• [DATASET RECORDS]:
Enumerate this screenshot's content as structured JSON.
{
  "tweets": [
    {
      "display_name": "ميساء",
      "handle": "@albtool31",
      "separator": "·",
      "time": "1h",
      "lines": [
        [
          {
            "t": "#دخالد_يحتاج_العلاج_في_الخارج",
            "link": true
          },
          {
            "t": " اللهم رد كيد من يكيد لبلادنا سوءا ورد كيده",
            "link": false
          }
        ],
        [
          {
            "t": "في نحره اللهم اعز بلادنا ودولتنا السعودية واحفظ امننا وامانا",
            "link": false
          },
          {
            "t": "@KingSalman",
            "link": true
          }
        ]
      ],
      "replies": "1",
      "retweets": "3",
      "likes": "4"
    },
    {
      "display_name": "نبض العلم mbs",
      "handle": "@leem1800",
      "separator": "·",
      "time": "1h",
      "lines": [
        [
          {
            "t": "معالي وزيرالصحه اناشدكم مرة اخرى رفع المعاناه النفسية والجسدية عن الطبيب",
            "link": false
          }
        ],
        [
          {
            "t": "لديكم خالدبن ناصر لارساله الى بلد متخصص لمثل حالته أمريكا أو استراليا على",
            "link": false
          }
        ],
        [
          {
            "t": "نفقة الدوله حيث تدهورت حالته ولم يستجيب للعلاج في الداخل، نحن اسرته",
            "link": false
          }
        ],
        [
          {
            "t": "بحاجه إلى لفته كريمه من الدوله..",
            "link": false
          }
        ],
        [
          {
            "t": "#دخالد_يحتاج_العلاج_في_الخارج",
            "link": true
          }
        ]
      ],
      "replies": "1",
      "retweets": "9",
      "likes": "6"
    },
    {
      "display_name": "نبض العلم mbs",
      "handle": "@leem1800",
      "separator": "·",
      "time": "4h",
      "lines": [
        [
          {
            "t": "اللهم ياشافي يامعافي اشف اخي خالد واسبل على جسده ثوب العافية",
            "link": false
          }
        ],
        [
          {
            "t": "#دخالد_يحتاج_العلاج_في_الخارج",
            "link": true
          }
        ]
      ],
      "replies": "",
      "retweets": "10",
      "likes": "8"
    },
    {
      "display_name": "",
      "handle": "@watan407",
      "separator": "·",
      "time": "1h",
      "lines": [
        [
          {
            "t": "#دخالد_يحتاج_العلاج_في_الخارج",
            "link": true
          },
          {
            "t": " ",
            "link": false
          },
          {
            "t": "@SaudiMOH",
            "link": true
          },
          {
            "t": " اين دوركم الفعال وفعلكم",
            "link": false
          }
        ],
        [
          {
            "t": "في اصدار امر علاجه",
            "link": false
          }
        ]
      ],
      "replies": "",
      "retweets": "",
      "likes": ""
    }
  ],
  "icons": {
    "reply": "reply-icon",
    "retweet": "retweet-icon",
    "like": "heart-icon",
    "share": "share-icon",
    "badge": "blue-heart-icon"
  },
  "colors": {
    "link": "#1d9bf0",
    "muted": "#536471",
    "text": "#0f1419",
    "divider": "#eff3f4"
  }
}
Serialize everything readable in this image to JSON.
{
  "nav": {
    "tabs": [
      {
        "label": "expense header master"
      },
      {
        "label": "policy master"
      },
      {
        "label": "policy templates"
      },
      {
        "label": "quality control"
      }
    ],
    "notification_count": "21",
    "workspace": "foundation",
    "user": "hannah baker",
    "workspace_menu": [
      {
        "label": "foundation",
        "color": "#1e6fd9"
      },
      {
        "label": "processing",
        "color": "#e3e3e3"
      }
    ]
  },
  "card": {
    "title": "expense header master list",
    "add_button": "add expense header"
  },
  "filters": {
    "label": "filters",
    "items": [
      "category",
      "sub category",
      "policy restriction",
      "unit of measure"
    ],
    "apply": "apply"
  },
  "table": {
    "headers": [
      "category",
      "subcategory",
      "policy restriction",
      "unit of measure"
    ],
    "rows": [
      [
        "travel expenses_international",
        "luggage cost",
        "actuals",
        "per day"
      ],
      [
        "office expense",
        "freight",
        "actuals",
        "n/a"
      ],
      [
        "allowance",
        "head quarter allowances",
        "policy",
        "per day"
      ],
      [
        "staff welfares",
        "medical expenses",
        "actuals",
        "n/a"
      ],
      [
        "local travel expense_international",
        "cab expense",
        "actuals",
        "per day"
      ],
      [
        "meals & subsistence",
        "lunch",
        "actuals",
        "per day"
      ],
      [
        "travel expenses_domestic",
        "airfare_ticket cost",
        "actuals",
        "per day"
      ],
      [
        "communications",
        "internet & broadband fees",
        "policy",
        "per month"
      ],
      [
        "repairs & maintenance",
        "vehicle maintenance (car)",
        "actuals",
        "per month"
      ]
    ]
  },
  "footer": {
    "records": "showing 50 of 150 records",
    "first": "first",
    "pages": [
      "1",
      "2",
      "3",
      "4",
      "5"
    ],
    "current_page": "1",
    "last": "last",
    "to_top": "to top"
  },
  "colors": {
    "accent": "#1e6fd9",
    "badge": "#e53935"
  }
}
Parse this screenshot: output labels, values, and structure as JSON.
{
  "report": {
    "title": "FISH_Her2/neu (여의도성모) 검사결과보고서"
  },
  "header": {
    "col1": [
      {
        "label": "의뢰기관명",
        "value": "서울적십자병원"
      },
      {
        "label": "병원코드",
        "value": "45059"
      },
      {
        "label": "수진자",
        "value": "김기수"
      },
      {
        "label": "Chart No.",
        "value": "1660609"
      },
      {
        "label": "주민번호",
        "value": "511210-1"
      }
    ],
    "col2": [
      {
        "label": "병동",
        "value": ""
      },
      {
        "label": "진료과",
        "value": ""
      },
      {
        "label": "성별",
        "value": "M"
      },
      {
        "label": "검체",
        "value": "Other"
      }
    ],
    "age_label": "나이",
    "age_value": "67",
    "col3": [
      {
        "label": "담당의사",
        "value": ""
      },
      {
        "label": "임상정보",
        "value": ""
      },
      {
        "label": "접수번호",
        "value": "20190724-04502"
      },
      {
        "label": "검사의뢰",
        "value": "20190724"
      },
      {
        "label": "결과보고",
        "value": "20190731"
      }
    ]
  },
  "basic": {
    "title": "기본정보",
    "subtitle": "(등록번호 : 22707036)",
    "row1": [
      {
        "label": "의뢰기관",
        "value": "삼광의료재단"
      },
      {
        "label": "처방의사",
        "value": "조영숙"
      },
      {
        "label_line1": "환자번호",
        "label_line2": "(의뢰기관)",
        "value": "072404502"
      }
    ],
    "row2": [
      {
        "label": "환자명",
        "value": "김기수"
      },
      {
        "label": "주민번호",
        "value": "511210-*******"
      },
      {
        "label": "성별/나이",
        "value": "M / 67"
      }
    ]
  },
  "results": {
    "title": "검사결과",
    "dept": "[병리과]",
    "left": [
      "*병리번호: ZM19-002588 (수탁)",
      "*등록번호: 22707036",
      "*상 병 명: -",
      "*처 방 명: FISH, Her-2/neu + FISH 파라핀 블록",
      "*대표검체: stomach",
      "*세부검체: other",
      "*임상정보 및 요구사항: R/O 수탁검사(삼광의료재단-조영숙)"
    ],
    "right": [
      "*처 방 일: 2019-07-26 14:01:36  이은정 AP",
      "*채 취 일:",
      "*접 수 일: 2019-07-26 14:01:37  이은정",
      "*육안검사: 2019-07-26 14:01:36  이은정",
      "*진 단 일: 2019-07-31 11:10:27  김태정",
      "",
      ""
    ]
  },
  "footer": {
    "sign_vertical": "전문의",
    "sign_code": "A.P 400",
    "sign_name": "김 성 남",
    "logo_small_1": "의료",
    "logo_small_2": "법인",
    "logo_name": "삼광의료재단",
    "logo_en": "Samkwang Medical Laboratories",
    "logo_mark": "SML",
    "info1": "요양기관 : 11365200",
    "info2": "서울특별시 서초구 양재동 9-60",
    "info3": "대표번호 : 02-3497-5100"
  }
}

• [AIM]:
Each record must be repeated exactly as it is.

• [COMPLETE ANSWER]:
Enumerate this screenshot's content as structured JSON.
{
  "tweets": [
    {
      "display_name": "ميساء",
      "handle": "@albtool31",
      "separator": "·",
      "time": "1h",
      "lines": [
        [
          {
            "t": "#دخالد_يحتاج_العلاج_في_الخارج",
            "link": true
          },
          {
            "t": " اللهم رد كيد من يكيد لبلادنا سوءا ورد كيده",
            "link": false
          }
        ],
        [
          {
            "t": "في نحره اللهم اعز بلادنا ودولتنا السعودية واحفظ امننا وامانا",
            "link": false
          },
          {
            "t": "@KingSalman",
            "link": true
          }
        ]
      ],
      "replies": "1",
      "retweets": "3",
      "likes": "4"
    },
    {
      "display_name": "نبض العلم mbs",
      "handle": "@leem1800",
      "separator": "·",
      "time": "1h",
      "lines": [
        [
          {
            "t": "معالي وزيرالصحه اناشدكم مرة اخرى رفع المعاناه النفسية والجسدية عن الطبيب",
            "link": false
          }
        ],
        [
          {
            "t": "لديكم خالدبن ناصر لارساله الى بلد متخصص لمثل حالته أمريكا أو استراليا على",
            "link": false
          }
        ],
        [
          {
            "t": "نفقة الدوله حيث تدهورت حالته ولم يستجيب للعلاج في الداخل، نحن اسرته",
            "link": false
          }
        ],
        [
          {
            "t": "بحاجه إلى لفته كريمه من الدوله..",
            "link": false
          }
        ],
        [
          {
            "t": "#دخالد_يحتاج_العلاج_في_الخارج",
            "link": true
          }
        ]
      ],
      "replies": "1",
      "retweets": "9",
      "likes": "6"
    },
    {
      "display_name": "نبض العلم mbs",
      "handle": "@leem1800",
      "separator": "·",
      "time": "4h",
      "lines": [
        [
          {
            "t": "اللهم ياشافي يامعافي اشف اخي خالد واسبل على جسده ثوب العافية",
            "link": false
          }
        ],
        [
          {
            "t": "#دخالد_يحتاج_العلاج_في_الخارج",
            "link": true
          }
        ]
      ],
      "replies": "",
      "retweets": "10",
      "likes": "8"
    },
    {
      "display_name": "",
      "handle": "@watan407",
      "separator": "·",
      "time": "1h",
      "lines": [
        [
          {
            "t": "#دخالد_يحتاج_العلاج_في_الخارج",
            "link": true
          },
          {
            "t": " ",
            "link": false
          },
          {
            "t": "@SaudiMOH",
            "link": true
          },
          {
            "t": " اين دوركم الفعال وفعلكم",
            "link": false
          }
        ],
        [
          {
            "t": "في اصدار امر علاجه",
            "link": false
          }
        ]
      ],
      "replies": "",
      "retweets": "",
      "likes": ""
    }
  ],
  "icons": {
    "reply": "reply-icon",
    "retweet": "retweet-icon",
    "like": "heart-icon",
    "share": "share-icon",
    "badge": "blue-heart-icon"
  },
  "colors": {
    "link": "#1d9bf0",
    "muted": "#536471",
    "text": "#0f1419",
    "divider": "#eff3f4"
  }
}
Serialize everything readable in this image to JSON.
{
  "nav": {
    "tabs": [
      {
        "label": "expense header master"
      },
      {
        "label": "policy master"
      },
      {
        "label": "policy templates"
      },
      {
        "label": "quality control"
      }
    ],
    "notification_count": "21",
    "workspace": "foundation",
    "user": "hannah baker",
    "workspace_menu": [
      {
        "label": "foundation",
        "color": "#1e6fd9"
      },
      {
        "label": "processing",
        "color": "#e3e3e3"
      }
    ]
  },
  "card": {
    "title": "expense header master list",
    "add_button": "add expense header"
  },
  "filters": {
    "label": "filters",
    "items": [
      "category",
      "sub category",
      "policy restriction",
      "unit of measure"
    ],
    "apply": "apply"
  },
  "table": {
    "headers": [
      "category",
      "subcategory",
      "policy restriction",
      "unit of measure"
    ],
    "rows": [
      [
        "travel expenses_international",
        "luggage cost",
        "actuals",
        "per day"
      ],
      [
        "office expense",
        "freight",
        "actuals",
        "n/a"
      ],
      [
        "allowance",
        "head quarter allowances",
        "policy",
        "per day"
      ],
      [
        "staff welfares",
        "medical expenses",
        "actuals",
        "n/a"
      ],
      [
        "local travel expense_international",
        "cab expense",
        "actuals",
        "per day"
      ],
      [
        "meals & subsistence",
        "lunch",
        "actuals",
        "per day"
      ],
      [
        "travel expenses_domestic",
        "airfare_ticket cost",
        "actuals",
        "per day"
      ],
      [
        "communications",
        "internet & broadband fees",
        "policy",
        "per month"
      ],
      [
        "repairs & maintenance",
        "vehicle maintenance (car)",
        "actuals",
        "per month"
      ]
    ]
  },
  "footer": {
    "records": "showing 50 of 150 records",
    "first": "first",
    "pages": [
      "1",
      "2",
      "3",
      "4",
      "5"
    ],
    "current_page": "1",
    "last": "last",
    "to_top": "to top"
  },
  "colors": {
    "accent": "#1e6fd9",
    "badge": "#e53935"
  }
}
Parse this screenshot: output labels, values, and structure as JSON.
{
  "report": {
    "title": "FISH_Her2/neu (여의도성모) 검사결과보고서"
  },
  "header": {
    "col1": [
      {
        "label": "의뢰기관명",
        "value": "서울적십자병원"
      },
      {
        "label": "병원코드",
        "value": "45059"
      },
      {
        "label": "수진자",
        "value": "김기수"
      },
      {
        "label": "Chart No.",
        "value": "1660609"
      },
      {
        "label": "주민번호",
        "value": "511210-1"
      }
    ],
    "col2": [
      {
        "label": "병동",
        "value": ""
      },
      {
        "label": "진료과",
        "value": ""
      },
      {
        "label": "성별",
        "value": "M"
      },
      {
        "label": "검체",
        "value": "Other"
      }
    ],
    "age_label": "나이",
    "age_value": "67",
    "col3": [
      {
        "label": "담당의사",
        "value": ""
      },
      {
        "label": "임상정보",
        "value": ""
      },
      {
        "label": "접수번호",
        "value": "20190724-04502"
      },
      {
        "label": "검사의뢰",
        "value": "20190724"
      },
      {
        "label": "결과보고",
        "value": "20190731"
      }
    ]
  },
  "basic": {
    "title": "기본정보",
    "subtitle": "(등록번호 : 22707036)",
    "row1": [
      {
        "label": "의뢰기관",
        "value": "삼광의료재단"
      },
      {
        "label": "처방의사",
        "value": "조영숙"
      },
      {
        "label_line1": "환자번호",
        "label_line2": "(의뢰기관)",
        "value": "072404502"
      }
    ],
    "row2": [
      {
        "label": "환자명",
        "value": "김기수"
      },
      {
        "label": "주민번호",
        "value": "511210-*******"
      },
      {
        "label": "성별/나이",
        "value": "M / 67"
      }
    ]
  },
  "results": {
    "title": "검사결과",
    "dept": "[병리과]",
    "left": [
      "*병리번호: ZM19-002588 (수탁)",
      "*등록번호: 22707036",
      "*상 병 명: -",
      "*처 방 명: FISH, Her-2/neu + FISH 파라핀 블록",
      "*대표검체: stomach",
      "*세부검체: other",
      "*임상정보 및 요구사항: R/O 수탁검사(삼광의료재단-조영숙)"
    ],
    "right": [
      "*처 방 일: 2019-07-26 14:01:36  이은정 AP",
      "*채 취 일:",
      "*접 수 일: 2019-07-26 14:01:37  이은정",
      "*육안검사: 2019-07-26 14:01:36  이은정",
      "*진 단 일: 2019-07-31 11:10:27  김태정",
      "",
      ""
    ]
  },
  "footer": {
    "sign_vertical": "전문의",
    "sign_code": "A.P 400",
    "sign_name": "김 성 남",
    "logo_small_1": "의료",
    "logo_small_2": "법인",
    "logo_name": "삼광의료재단",
    "logo_en": "Samkwang Medical Laboratories",
    "logo_mark": "SML",
    "info1": "요양기관 : 11365200",
    "info2": "서울특별시 서초구 양재동 9-60",
    "info3": "대표번호 : 02-3497-5100"
  }
}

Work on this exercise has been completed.